• PROBLEM DESCRIPTION: Count the lines below that contain "Установите". Give only the number.

▼

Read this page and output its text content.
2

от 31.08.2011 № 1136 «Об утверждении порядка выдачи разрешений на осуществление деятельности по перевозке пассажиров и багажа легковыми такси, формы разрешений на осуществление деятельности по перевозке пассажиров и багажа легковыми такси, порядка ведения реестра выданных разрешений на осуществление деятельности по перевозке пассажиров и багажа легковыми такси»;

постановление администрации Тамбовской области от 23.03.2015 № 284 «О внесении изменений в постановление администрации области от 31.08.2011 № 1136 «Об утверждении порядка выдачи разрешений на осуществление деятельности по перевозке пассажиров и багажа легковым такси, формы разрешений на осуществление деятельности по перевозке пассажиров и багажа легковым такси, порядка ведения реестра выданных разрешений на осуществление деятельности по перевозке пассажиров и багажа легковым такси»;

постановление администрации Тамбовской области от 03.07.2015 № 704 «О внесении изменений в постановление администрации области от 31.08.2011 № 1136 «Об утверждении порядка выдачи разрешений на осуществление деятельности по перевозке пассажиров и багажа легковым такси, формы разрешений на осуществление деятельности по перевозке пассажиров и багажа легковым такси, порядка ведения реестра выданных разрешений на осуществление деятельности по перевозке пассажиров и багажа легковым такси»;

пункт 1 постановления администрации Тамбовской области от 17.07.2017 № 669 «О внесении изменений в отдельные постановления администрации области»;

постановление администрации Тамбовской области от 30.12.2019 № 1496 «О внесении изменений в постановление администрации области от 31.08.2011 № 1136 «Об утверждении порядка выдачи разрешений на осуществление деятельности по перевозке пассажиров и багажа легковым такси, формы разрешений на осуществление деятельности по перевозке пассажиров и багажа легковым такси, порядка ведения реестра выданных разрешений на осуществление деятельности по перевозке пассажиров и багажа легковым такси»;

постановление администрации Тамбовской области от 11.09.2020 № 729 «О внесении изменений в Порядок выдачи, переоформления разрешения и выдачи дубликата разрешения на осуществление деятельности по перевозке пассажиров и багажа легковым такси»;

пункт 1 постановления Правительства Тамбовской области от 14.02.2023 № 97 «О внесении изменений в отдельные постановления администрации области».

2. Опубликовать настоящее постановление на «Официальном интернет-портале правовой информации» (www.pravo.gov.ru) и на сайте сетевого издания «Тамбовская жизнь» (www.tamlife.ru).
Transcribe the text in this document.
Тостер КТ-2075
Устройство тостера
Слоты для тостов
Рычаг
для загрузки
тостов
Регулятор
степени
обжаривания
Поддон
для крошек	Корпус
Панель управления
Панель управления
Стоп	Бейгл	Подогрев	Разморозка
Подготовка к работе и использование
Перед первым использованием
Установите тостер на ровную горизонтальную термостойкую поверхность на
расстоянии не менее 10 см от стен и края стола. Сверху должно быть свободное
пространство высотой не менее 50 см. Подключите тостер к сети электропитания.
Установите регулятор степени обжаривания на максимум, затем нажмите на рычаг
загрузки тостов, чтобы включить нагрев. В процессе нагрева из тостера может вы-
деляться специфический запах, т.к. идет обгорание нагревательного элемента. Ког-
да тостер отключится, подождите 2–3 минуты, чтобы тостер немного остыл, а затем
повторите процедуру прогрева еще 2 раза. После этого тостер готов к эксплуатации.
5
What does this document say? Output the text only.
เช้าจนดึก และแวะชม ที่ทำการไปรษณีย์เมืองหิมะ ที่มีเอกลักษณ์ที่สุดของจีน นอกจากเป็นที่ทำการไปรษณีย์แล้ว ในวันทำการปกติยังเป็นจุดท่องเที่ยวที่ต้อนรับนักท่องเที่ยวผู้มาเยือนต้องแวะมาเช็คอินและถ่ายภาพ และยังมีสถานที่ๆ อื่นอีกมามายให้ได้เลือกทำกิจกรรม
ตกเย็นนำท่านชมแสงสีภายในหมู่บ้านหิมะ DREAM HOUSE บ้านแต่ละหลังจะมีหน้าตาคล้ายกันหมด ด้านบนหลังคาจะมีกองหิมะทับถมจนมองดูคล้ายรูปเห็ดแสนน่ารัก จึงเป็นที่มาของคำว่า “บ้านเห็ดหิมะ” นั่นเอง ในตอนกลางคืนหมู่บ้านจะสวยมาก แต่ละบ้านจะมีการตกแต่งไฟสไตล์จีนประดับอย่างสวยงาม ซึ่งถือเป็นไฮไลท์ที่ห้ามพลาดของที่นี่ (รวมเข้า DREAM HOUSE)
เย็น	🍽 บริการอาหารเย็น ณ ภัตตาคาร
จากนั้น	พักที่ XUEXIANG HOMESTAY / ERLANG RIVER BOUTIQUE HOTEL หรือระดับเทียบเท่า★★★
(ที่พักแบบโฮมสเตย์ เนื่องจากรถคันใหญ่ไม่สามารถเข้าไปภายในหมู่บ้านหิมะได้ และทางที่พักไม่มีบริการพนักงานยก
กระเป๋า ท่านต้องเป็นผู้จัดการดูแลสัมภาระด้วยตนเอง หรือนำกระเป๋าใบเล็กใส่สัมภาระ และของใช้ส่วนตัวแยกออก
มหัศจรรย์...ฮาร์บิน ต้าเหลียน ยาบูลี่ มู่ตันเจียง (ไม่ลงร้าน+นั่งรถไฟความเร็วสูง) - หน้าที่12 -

▲

• WRITTEN RESPONSE: 2